**THE TASK**: Quote every entry word for word.

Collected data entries
※ ※ ※
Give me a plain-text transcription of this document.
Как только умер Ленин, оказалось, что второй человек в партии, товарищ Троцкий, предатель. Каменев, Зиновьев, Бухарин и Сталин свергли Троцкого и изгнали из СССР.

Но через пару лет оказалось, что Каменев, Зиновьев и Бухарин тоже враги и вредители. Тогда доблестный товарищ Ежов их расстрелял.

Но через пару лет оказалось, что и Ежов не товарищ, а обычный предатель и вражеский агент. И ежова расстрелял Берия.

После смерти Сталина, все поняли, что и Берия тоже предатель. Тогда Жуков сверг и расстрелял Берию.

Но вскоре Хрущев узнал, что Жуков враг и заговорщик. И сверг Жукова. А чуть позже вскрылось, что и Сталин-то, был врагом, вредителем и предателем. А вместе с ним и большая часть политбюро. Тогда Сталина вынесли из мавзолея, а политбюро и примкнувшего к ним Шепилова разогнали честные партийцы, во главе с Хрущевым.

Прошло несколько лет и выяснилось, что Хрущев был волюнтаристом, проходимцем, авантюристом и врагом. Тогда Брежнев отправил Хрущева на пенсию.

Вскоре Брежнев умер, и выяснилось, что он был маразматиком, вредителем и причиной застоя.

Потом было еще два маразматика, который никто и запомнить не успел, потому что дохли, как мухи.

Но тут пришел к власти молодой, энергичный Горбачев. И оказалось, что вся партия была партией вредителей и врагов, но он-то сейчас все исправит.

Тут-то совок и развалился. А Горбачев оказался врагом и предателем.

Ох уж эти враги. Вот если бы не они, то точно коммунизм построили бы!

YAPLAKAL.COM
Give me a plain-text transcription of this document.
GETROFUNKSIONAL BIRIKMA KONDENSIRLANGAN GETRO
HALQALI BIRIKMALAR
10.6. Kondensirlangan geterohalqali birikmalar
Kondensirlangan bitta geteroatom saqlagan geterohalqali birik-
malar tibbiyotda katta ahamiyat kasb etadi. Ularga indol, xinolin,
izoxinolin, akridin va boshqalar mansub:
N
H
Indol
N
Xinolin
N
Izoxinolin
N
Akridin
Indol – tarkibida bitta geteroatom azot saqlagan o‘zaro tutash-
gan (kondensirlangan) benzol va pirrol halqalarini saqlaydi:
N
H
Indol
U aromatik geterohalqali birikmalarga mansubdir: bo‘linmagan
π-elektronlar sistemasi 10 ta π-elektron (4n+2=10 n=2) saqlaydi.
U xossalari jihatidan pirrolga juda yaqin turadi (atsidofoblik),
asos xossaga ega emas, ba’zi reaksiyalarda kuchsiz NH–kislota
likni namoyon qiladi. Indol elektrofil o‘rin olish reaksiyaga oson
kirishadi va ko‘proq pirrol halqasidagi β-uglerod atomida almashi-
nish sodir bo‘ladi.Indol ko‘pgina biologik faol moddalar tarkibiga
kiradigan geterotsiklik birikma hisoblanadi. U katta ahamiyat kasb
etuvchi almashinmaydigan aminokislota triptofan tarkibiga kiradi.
※ ※ ※
**COMPLETED TASK**:
Give me a plain-text transcription of this document.
Как только умер Ленин, оказалось, что второй человек в партии, товарищ Троцкий, предатель. Каменев, Зиновьев, Бухарин и Сталин свергли Троцкого и изгнали из СССР.

Но через пару лет оказалось, что Каменев, Зиновьев и Бухарин тоже враги и вредители. Тогда доблестный товарищ Ежов их расстрелял.

Но через пару лет оказалось, что и Ежов не товарищ, а обычный предатель и вражеский агент. И ежова расстрелял Берия.

После смерти Сталина, все поняли, что и Берия тоже предатель. Тогда Жуков сверг и расстрелял Берию.

Но вскоре Хрущев узнал, что Жуков враг и заговорщик. И сверг Жукова. А чуть позже вскрылось, что и Сталин-то, был врагом, вредителем и предателем. А вместе с ним и большая часть политбюро. Тогда Сталина вынесли из мавзолея, а политбюро и примкнувшего к ним Шепилова разогнали честные партийцы, во главе с Хрущевым.

Прошло несколько лет и выяснилось, что Хрущев был волюнтаристом, проходимцем, авантюристом и врагом. Тогда Брежнев отправил Хрущева на пенсию.

Вскоре Брежнев умер, и выяснилось, что он был маразматиком, вредителем и причиной застоя.

Потом было еще два маразматика, который никто и запомнить не успел, потому что дохли, как мухи.

Но тут пришел к власти молодой, энергичный Горбачев. И оказалось, что вся партия была партией вредителей и врагов, но он-то сейчас все исправит.

Тут-то совок и развалился. А Горбачев оказался врагом и предателем.

Ох уж эти враги. Вот если бы не они, то точно коммунизм построили бы!

YAPLAKAL.COM
Give me a plain-text transcription of this document.
GETROFUNKSIONAL BIRIKMA KONDENSIRLANGAN GETRO
HALQALI BIRIKMALAR
10.6. Kondensirlangan geterohalqali birikmalar
Kondensirlangan bitta geteroatom saqlagan geterohalqali birik-
malar tibbiyotda katta ahamiyat kasb etadi. Ularga indol, xinolin,
izoxinolin, akridin va boshqalar mansub:
N
H
Indol
N
Xinolin
N
Izoxinolin
N
Akridin
Indol – tarkibida bitta geteroatom azot saqlagan o‘zaro tutash-
gan (kondensirlangan) benzol va pirrol halqalarini saqlaydi:
N
H
Indol
U aromatik geterohalqali birikmalarga mansubdir: bo‘linmagan
π-elektronlar sistemasi 10 ta π-elektron (4n+2=10 n=2) saqlaydi.
U xossalari jihatidan pirrolga juda yaqin turadi (atsidofoblik),
asos xossaga ega emas, ba’zi reaksiyalarda kuchsiz NH–kislota
likni namoyon qiladi. Indol elektrofil o‘rin olish reaksiyaga oson
kirishadi va ko‘proq pirrol halqasidagi β-uglerod atomida almashi-
nish sodir bo‘ladi.Indol ko‘pgina biologik faol moddalar tarkibiga
kiradigan geterotsiklik birikma hisoblanadi. U katta ahamiyat kasb
etuvchi almashinmaydigan aminokislota triptofan tarkibiga kiradi.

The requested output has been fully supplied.